[TASK PROMPT]
Identify the lines that contain the word "sampling", then copy them.

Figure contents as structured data
###
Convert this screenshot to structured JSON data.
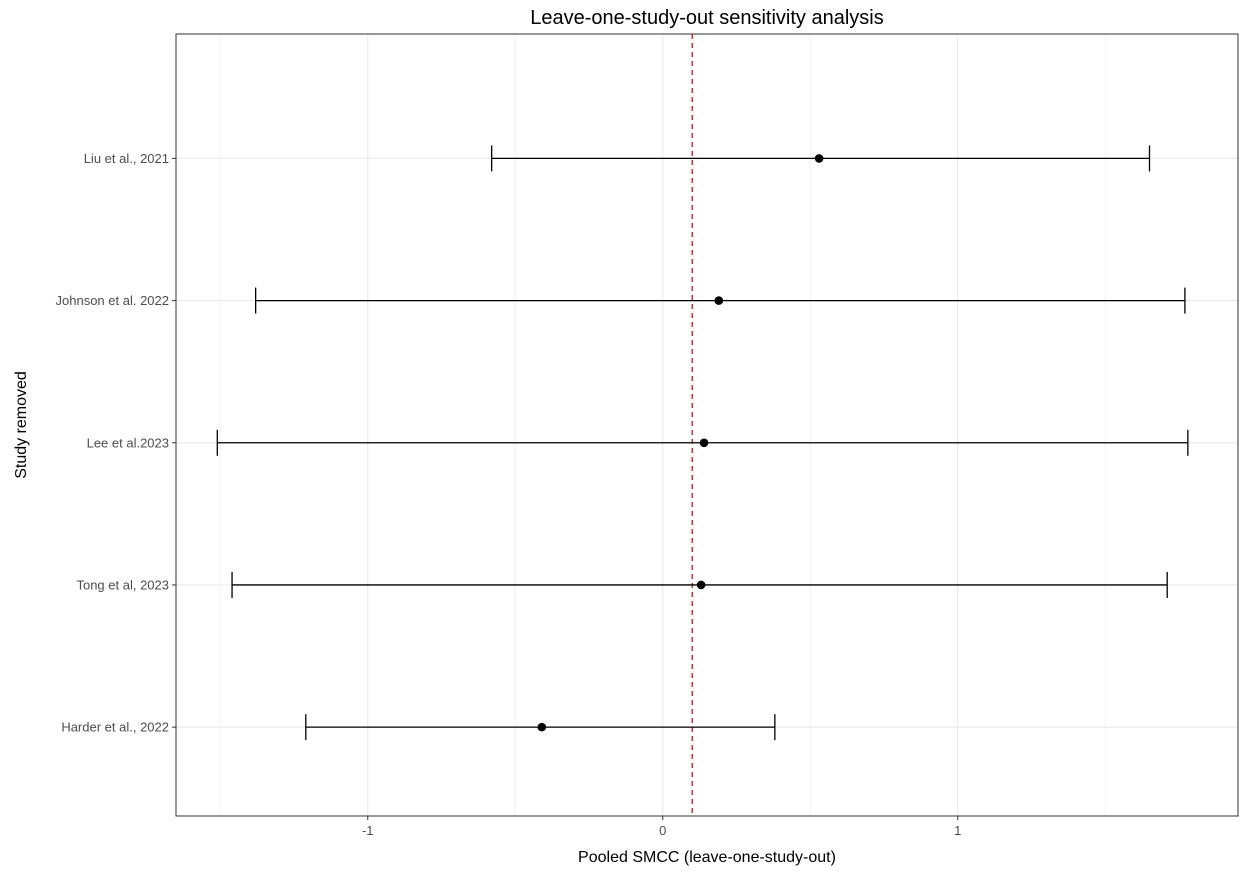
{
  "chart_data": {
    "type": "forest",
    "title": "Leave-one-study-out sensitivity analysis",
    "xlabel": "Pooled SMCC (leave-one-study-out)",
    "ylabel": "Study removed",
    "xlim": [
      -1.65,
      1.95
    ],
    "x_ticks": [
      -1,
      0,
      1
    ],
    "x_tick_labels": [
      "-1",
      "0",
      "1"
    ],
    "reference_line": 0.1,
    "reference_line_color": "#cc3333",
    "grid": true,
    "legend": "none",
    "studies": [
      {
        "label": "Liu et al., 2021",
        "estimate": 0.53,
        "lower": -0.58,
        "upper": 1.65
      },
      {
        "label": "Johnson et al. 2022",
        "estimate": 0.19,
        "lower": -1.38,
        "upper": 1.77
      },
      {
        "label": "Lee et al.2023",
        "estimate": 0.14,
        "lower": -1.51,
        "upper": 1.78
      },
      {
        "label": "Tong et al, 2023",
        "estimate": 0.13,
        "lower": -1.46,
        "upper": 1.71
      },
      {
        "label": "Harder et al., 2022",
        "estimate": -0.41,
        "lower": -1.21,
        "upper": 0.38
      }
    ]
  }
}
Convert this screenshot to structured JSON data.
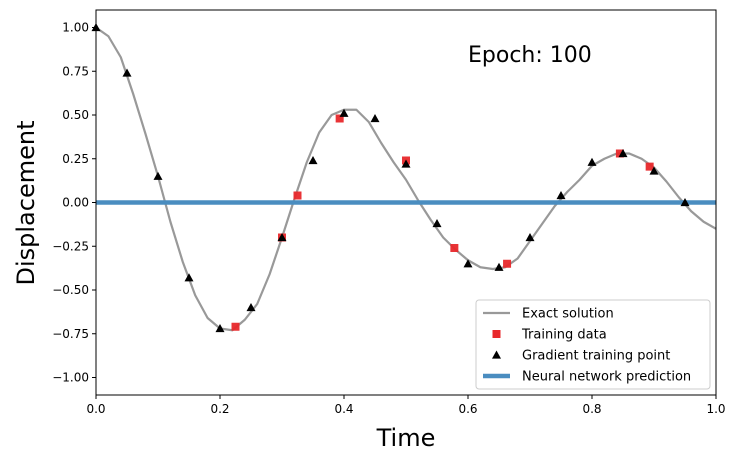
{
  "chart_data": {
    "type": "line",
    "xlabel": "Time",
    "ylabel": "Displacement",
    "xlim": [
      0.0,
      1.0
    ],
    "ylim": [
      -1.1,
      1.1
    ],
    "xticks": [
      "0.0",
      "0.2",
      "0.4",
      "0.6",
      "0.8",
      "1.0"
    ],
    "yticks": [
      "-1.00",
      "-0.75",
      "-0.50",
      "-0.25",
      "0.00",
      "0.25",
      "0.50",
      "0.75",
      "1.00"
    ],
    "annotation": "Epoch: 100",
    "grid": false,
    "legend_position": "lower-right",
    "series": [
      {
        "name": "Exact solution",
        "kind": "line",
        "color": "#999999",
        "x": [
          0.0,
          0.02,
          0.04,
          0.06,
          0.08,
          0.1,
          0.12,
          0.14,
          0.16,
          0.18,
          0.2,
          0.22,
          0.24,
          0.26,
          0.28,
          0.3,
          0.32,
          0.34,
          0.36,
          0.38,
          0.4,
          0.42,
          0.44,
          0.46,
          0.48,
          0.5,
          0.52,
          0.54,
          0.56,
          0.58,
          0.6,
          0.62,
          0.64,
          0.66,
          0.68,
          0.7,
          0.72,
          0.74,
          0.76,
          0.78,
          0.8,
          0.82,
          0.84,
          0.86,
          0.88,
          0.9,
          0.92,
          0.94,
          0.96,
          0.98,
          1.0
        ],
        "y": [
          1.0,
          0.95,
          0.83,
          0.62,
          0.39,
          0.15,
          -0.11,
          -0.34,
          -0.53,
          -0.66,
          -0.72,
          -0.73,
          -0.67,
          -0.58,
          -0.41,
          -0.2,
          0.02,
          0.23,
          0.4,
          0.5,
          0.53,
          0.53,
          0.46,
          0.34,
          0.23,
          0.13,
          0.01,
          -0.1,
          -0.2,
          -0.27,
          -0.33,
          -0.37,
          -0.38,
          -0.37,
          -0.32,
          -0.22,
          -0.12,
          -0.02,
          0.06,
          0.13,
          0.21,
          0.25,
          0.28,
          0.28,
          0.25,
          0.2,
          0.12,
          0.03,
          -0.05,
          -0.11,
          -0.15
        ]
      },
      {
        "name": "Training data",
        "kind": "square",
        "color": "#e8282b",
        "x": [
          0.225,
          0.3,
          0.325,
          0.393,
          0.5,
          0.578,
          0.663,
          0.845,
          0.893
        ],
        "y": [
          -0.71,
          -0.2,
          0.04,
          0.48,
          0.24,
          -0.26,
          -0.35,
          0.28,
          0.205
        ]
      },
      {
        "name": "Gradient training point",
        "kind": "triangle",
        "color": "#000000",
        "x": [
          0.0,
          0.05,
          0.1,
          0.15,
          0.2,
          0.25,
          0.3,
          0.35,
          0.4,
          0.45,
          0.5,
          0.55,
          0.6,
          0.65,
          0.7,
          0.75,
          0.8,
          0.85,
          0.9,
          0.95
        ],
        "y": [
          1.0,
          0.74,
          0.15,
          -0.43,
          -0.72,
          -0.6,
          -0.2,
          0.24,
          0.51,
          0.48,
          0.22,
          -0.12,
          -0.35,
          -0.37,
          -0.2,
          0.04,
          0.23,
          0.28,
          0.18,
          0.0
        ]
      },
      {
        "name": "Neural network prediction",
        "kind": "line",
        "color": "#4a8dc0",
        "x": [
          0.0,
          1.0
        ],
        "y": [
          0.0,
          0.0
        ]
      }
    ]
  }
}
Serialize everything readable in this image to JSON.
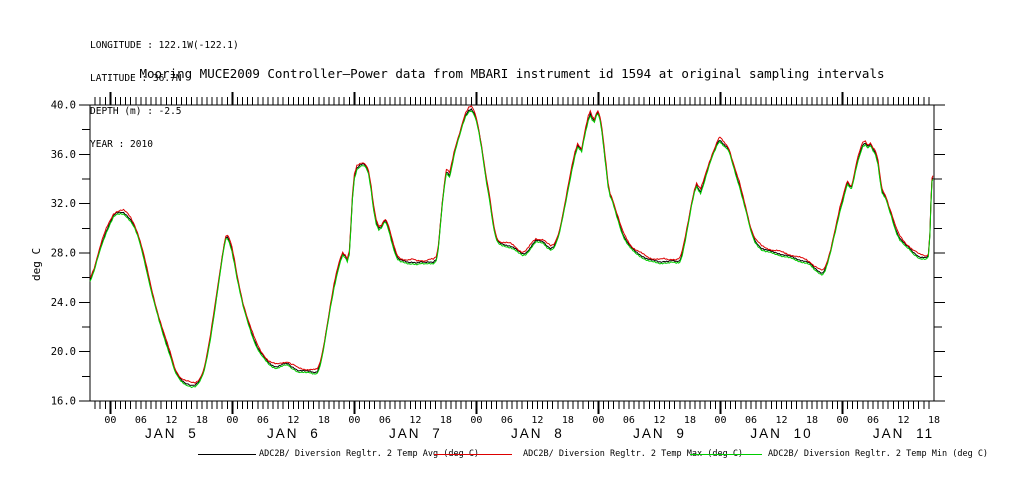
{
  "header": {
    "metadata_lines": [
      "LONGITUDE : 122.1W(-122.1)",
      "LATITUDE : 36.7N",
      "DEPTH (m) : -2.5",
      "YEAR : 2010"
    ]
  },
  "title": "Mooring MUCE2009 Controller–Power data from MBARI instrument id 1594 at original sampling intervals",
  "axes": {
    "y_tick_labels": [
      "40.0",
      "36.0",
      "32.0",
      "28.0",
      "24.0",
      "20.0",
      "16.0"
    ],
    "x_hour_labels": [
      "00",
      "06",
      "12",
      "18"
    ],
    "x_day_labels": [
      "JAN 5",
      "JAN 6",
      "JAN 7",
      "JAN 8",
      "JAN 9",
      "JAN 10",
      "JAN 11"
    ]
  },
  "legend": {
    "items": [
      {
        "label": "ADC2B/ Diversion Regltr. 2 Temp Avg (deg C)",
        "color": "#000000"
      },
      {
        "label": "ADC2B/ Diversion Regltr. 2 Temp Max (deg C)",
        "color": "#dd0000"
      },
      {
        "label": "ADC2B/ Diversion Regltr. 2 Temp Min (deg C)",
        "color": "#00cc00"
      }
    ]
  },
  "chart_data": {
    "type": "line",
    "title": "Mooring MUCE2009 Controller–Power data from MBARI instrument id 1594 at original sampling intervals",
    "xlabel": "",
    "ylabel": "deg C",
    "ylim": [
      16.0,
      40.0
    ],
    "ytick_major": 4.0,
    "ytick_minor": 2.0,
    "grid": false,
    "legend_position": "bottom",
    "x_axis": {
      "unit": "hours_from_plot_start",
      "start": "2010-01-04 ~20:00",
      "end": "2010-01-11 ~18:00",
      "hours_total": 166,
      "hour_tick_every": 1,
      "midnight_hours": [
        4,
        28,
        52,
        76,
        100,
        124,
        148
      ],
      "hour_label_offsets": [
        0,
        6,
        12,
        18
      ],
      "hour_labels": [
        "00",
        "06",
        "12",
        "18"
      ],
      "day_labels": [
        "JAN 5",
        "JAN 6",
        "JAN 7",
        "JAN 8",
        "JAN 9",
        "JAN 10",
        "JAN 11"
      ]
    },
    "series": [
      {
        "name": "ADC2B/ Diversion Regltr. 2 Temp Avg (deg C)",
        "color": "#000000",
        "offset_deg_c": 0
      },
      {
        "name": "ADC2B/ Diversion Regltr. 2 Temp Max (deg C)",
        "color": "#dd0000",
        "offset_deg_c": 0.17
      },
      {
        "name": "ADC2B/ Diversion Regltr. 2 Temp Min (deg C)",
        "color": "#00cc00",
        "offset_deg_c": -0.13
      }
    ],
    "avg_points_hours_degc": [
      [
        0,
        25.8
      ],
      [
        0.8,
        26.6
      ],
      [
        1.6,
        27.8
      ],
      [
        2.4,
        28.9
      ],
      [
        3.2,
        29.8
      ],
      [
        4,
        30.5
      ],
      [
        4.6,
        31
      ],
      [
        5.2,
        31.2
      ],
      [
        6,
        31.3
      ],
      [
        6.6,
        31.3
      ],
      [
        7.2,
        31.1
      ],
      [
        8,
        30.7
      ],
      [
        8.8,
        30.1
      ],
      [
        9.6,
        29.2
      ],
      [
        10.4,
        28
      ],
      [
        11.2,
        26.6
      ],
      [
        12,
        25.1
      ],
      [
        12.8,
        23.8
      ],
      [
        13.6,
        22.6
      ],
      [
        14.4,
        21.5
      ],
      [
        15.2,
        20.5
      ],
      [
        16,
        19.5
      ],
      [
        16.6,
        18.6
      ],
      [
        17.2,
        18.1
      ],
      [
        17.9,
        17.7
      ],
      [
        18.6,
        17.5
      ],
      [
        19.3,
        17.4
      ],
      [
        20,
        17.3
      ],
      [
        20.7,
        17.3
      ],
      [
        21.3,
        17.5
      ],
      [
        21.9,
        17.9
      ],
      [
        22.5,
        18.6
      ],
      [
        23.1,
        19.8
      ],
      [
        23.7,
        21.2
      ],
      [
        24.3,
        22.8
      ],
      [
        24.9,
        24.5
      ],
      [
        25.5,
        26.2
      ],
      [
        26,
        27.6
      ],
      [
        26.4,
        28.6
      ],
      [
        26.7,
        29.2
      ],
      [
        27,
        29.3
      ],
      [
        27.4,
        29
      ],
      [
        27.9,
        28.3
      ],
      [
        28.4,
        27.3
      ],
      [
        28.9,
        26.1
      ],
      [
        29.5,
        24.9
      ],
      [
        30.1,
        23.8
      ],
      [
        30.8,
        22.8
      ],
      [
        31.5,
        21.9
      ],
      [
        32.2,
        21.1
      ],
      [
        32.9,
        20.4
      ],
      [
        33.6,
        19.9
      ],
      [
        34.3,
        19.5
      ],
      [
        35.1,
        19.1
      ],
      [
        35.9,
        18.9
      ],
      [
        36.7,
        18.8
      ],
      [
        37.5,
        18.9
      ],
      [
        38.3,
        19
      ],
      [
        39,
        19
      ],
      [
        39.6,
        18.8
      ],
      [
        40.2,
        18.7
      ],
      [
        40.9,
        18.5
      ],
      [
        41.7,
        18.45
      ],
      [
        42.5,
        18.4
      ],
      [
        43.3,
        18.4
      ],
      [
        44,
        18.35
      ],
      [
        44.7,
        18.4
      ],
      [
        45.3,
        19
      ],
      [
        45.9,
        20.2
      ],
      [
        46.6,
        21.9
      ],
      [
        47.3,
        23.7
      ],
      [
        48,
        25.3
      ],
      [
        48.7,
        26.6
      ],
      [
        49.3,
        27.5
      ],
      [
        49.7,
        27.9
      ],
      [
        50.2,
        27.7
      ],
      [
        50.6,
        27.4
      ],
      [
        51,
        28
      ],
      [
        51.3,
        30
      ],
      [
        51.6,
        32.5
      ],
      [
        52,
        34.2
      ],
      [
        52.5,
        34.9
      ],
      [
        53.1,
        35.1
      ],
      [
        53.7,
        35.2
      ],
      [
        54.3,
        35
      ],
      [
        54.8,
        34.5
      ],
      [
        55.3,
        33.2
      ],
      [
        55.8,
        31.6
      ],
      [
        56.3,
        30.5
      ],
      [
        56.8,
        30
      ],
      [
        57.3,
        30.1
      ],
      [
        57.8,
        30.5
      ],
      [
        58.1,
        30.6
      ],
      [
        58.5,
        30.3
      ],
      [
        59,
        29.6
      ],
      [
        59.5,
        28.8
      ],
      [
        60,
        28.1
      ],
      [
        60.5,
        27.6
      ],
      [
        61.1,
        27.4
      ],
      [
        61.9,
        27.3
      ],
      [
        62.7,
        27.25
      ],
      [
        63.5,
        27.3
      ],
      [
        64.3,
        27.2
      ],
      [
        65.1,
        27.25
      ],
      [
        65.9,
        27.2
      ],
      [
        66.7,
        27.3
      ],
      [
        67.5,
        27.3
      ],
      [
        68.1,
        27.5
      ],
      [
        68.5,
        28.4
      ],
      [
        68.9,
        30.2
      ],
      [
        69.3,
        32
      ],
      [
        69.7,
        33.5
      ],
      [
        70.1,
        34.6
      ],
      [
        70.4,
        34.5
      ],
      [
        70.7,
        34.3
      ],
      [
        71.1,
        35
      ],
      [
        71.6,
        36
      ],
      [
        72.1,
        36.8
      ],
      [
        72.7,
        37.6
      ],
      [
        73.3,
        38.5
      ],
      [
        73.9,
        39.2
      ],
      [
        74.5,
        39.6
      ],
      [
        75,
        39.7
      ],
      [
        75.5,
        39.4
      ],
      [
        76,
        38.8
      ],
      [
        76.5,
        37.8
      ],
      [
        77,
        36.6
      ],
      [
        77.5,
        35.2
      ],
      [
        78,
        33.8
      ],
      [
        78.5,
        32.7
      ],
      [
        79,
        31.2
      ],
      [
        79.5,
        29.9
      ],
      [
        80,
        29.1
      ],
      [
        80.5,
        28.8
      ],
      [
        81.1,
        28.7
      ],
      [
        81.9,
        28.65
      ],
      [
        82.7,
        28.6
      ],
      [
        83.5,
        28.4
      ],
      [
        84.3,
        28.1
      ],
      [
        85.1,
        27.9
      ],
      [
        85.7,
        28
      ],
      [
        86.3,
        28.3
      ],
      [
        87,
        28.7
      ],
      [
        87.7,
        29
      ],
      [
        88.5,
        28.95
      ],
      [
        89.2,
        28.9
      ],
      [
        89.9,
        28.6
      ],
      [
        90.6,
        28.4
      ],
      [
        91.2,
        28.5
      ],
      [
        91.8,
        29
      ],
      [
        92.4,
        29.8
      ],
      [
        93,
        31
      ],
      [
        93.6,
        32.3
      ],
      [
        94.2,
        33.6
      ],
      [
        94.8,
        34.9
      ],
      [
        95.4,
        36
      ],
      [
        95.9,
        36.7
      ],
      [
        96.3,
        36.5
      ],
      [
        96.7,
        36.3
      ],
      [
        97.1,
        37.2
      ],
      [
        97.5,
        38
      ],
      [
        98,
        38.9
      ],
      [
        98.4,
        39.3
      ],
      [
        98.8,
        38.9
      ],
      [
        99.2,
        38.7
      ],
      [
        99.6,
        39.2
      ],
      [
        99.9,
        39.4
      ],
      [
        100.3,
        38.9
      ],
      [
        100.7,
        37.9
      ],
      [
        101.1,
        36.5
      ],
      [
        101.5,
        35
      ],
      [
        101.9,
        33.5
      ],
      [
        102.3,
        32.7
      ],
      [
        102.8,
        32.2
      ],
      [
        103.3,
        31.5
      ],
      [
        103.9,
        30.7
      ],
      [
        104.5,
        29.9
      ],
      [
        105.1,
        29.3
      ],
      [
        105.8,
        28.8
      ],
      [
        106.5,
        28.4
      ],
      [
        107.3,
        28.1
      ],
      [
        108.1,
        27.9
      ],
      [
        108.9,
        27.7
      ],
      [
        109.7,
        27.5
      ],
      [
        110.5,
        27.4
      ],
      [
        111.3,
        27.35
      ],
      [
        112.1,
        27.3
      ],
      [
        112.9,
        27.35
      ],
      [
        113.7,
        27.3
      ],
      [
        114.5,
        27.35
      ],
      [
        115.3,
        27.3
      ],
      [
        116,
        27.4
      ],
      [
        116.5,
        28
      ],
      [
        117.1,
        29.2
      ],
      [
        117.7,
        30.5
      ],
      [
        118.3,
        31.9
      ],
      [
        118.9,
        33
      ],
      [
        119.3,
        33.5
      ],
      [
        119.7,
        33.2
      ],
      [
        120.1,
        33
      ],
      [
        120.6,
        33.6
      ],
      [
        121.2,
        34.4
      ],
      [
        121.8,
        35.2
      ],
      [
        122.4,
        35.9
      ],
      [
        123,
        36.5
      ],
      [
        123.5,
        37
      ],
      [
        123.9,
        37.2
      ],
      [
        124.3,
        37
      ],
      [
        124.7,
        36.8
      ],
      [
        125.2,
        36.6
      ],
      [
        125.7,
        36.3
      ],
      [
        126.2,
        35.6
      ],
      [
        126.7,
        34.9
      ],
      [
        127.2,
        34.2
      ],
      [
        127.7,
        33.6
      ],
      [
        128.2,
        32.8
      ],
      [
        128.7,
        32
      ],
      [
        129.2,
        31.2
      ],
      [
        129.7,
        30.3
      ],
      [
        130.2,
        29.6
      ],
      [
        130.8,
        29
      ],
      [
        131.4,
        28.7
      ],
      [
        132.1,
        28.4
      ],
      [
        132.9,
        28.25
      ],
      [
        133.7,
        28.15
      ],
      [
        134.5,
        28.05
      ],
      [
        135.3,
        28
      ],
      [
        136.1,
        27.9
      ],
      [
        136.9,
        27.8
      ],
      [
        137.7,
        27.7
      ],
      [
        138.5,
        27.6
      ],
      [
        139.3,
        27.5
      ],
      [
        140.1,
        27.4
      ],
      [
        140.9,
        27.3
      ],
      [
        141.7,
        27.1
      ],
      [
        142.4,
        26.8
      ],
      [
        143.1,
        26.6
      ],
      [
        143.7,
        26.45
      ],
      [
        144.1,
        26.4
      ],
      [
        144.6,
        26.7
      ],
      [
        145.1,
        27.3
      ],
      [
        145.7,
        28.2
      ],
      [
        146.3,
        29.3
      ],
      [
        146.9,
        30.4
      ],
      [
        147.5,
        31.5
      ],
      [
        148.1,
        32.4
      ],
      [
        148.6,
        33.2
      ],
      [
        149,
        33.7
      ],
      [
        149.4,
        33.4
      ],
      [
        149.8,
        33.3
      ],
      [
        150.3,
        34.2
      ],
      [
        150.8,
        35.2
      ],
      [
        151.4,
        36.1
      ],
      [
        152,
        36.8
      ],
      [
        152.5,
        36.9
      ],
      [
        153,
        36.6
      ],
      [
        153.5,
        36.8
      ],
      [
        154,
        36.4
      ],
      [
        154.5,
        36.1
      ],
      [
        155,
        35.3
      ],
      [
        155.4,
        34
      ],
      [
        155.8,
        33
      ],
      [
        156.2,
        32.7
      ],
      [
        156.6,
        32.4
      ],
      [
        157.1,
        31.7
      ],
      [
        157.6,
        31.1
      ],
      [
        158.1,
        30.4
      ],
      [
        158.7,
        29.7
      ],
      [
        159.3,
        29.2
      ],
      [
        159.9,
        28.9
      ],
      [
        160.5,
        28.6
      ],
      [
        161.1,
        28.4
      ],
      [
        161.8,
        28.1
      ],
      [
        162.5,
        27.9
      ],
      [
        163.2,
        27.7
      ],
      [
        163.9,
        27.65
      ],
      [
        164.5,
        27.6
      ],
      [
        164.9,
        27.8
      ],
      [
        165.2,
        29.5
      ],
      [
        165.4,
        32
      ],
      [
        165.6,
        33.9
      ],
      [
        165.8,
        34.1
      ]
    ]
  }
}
###
[ANSWER FOR THE TASK]
  "title": "Mooring MUCE2009 Controller–Power data from MBARI instrument id 1594 at original sampling intervals",
    "title": "Mooring MUCE2009 Controller–Power data from MBARI instrument id 1594 at original sampling intervals",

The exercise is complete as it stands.